- Dataset records
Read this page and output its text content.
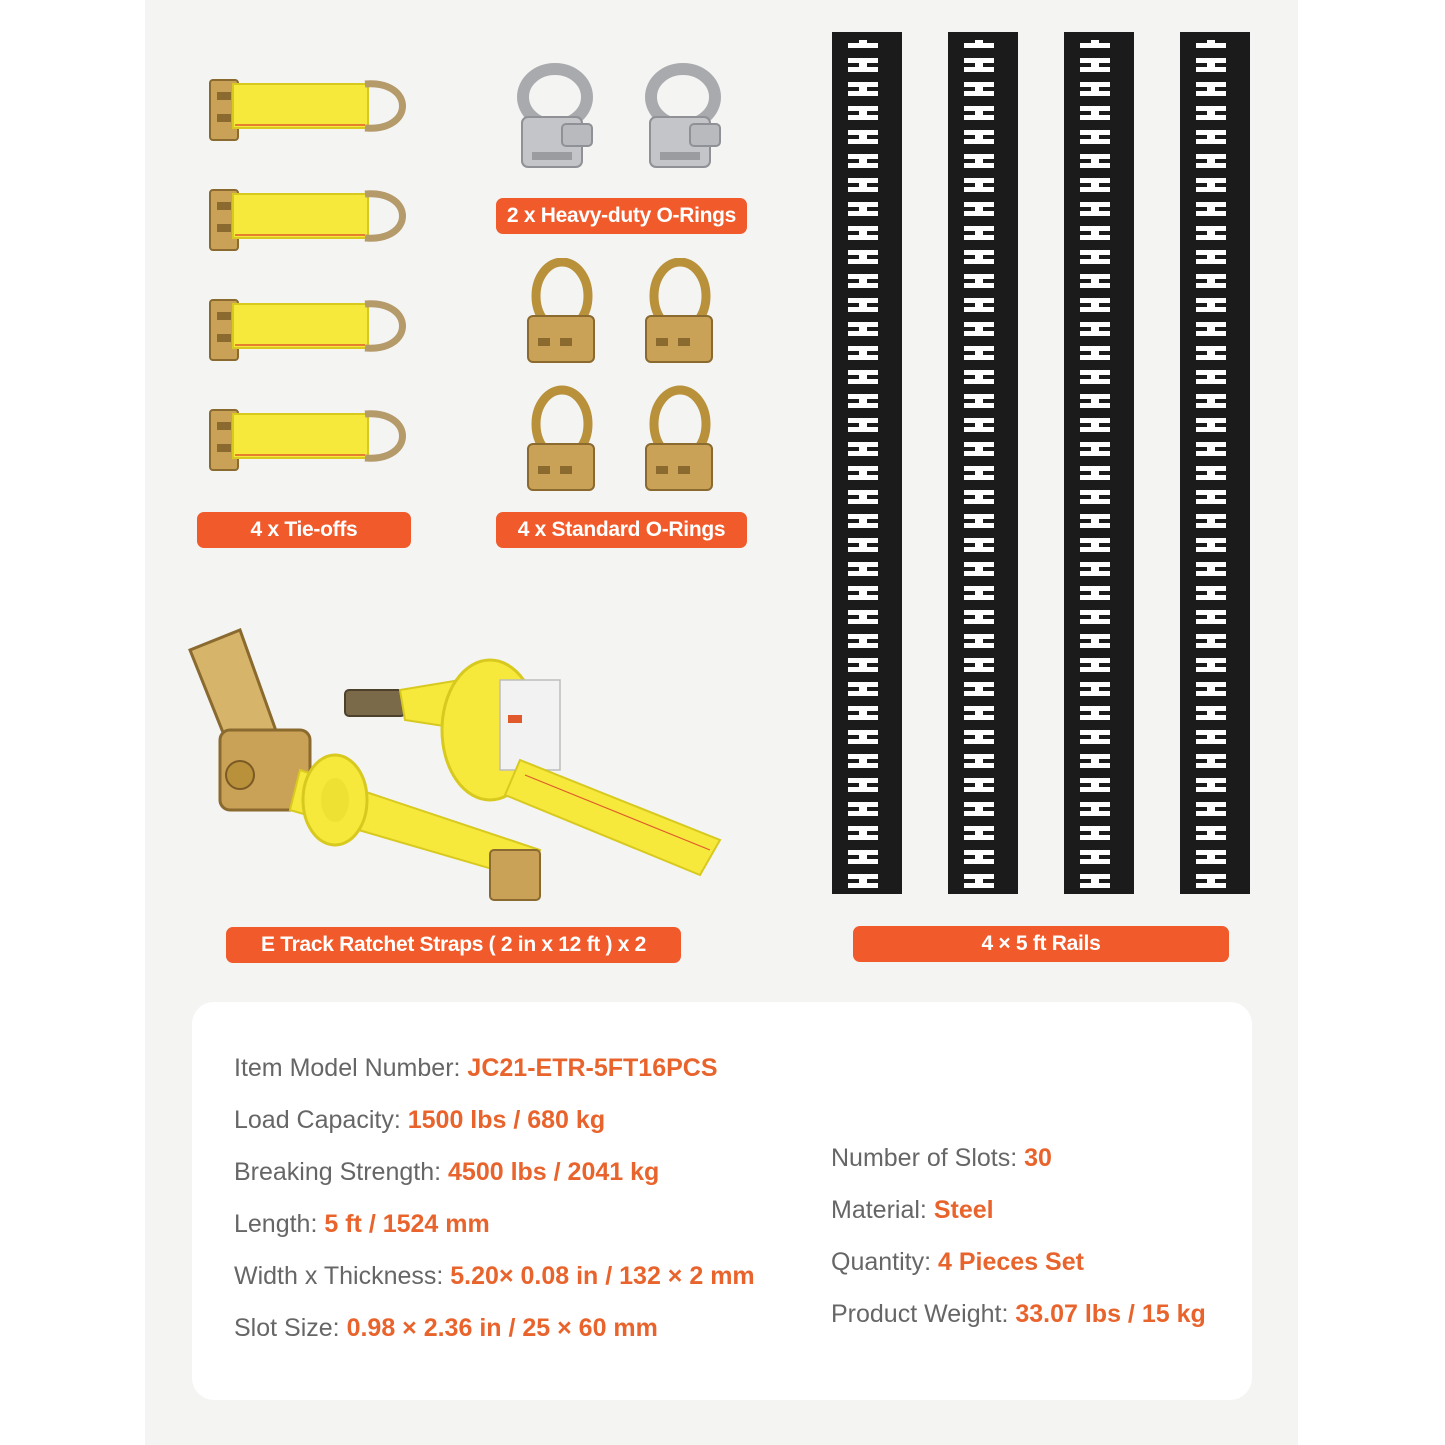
2 x Heavy-duty O-Rings
4 x Tie-offs	4 x Standard O-Rings
E Track Ratchet Straps ( 2 in x 12 ft ) x 2	4 × 5 ft Rails
Item Model Number: JC21-ETR-5FT16PCS
Load Capacity: 1500 lbs / 680 kg
Breaking Strength: 4500 lbs / 2041 kg
Length: 5 ft / 1524 mm
Width x Thickness: 5.20× 0.08 in / 132 × 2 mm
Slot Size: 0.98 × 2.36 in / 25 × 60 mm
Number of Slots: 30
Material: Steel
Quantity: 4 Pieces Set
Product Weight: 33.07 lbs / 15 kg
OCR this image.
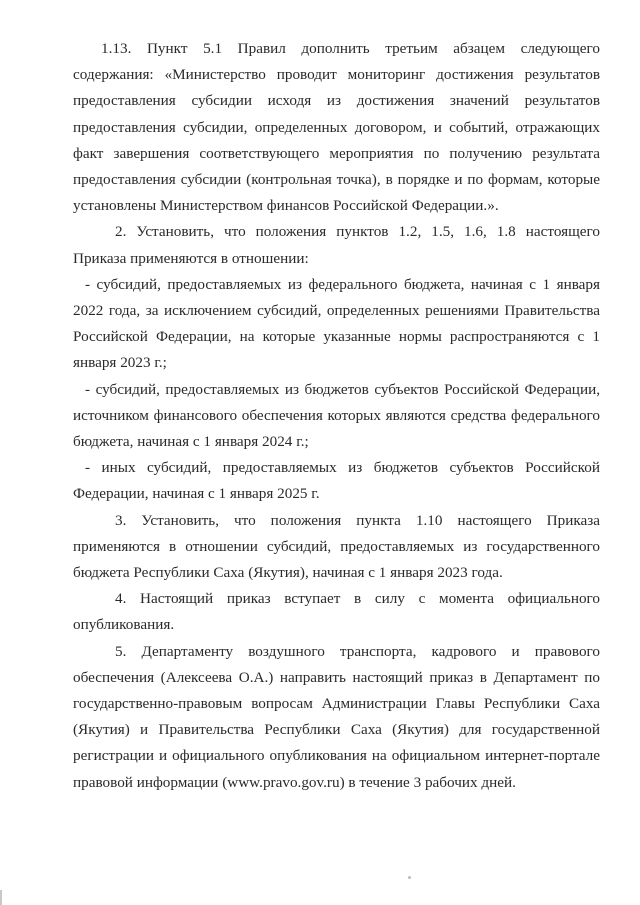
1.13. Пункт 5.1 Правил дополнить третьим абзацем следующего содержания: «Министерство проводит мониторинг достижения результатов предоставления субсидии исходя из достижения значений результатов предоставления субсидии, определенных договором, и событий, отражающих факт завершения соответствующего мероприятия по получению результата предоставления субсидии (контрольная точка), в порядке и по формам, которые установлены Министерством финансов Российской Федерации.».

2. Установить, что положения пунктов 1.2, 1.5, 1.6, 1.8 настоящего Приказа применяются в отношении:

- субсидий, предоставляемых из федерального бюджета, начиная с 1 января 2022 года, за исключением субсидий, определенных решениями Правительства Российской Федерации, на которые указанные нормы распространяются с 1 января 2023 г.;

- субсидий, предоставляемых из бюджетов субъектов Российской Федерации, источником финансового обеспечения которых являются средства федерального бюджета, начиная с 1 января 2024 г.;

- иных субсидий, предоставляемых из бюджетов субъектов Российской Федерации, начиная с 1 января 2025 г.

3. Установить, что положения пункта 1.10 настоящего Приказа применяются в отношении субсидий, предоставляемых из государственного бюджета Республики Саха (Якутия), начиная с 1 января 2023 года.

4. Настоящий приказ вступает в силу с момента официального опубликования.

5. Департаменту воздушного транспорта, кадрового и правового обеспечения (Алексеева О.А.) направить настоящий приказ в Департамент по государственно-правовым вопросам Администрации Главы Республики Саха (Якутия) и Правительства Республики Саха (Якутия) для государственной регистрации и официального опубликования на официальном интернет-портале правовой информации (www.pravo.gov.ru) в течение 3 рабочих дней.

- Written problem
Omit any images, then output the listing exactly.

- Solution to the exercise
Read this page and output its text content.
2 x Heavy-duty O-Rings
4 x Tie-offs	4 x Standard O-Rings
E Track Ratchet Straps ( 2 in x 12 ft ) x 2	4 × 5 ft Rails
Item Model Number: JC21-ETR-5FT16PCS
Load Capacity: 1500 lbs / 680 kg
Breaking Strength: 4500 lbs / 2041 kg
Length: 5 ft / 1524 mm
Width x Thickness: 5.20× 0.08 in / 132 × 2 mm
Slot Size: 0.98 × 2.36 in / 25 × 60 mm
Number of Slots: 30
Material: Steel
Quantity: 4 Pieces Set
Product Weight: 33.07 lbs / 15 kg
OCR this image.
1.13. Пункт 5.1 Правил дополнить третьим абзацем следующего содержания: «Министерство проводит мониторинг достижения результатов предоставления субсидии исходя из достижения значений результатов предоставления субсидии, определенных договором, и событий, отражающих факт завершения соответствующего мероприятия по получению результата предоставления субсидии (контрольная точка), в порядке и по формам, которые установлены Министерством финансов Российской Федерации.».

2. Установить, что положения пунктов 1.2, 1.5, 1.6, 1.8 настоящего Приказа применяются в отношении:

- субсидий, предоставляемых из федерального бюджета, начиная с 1 января 2022 года, за исключением субсидий, определенных решениями Правительства Российской Федерации, на которые указанные нормы распространяются с 1 января 2023 г.;

- субсидий, предоставляемых из бюджетов субъектов Российской Федерации, источником финансового обеспечения которых являются средства федерального бюджета, начиная с 1 января 2024 г.;

- иных субсидий, предоставляемых из бюджетов субъектов Российской Федерации, начиная с 1 января 2025 г.

3. Установить, что положения пункта 1.10 настоящего Приказа применяются в отношении субсидий, предоставляемых из государственного бюджета Республики Саха (Якутия), начиная с 1 января 2023 года.

4. Настоящий приказ вступает в силу с момента официального опубликования.

5. Департаменту воздушного транспорта, кадрового и правового обеспечения (Алексеева О.А.) направить настоящий приказ в Департамент по государственно-правовым вопросам Администрации Главы Республики Саха (Якутия) и Правительства Республики Саха (Якутия) для государственной регистрации и официального опубликования на официальном интернет-портале правовой информации (www.pravo.gov.ru) в течение 3 рабочих дней.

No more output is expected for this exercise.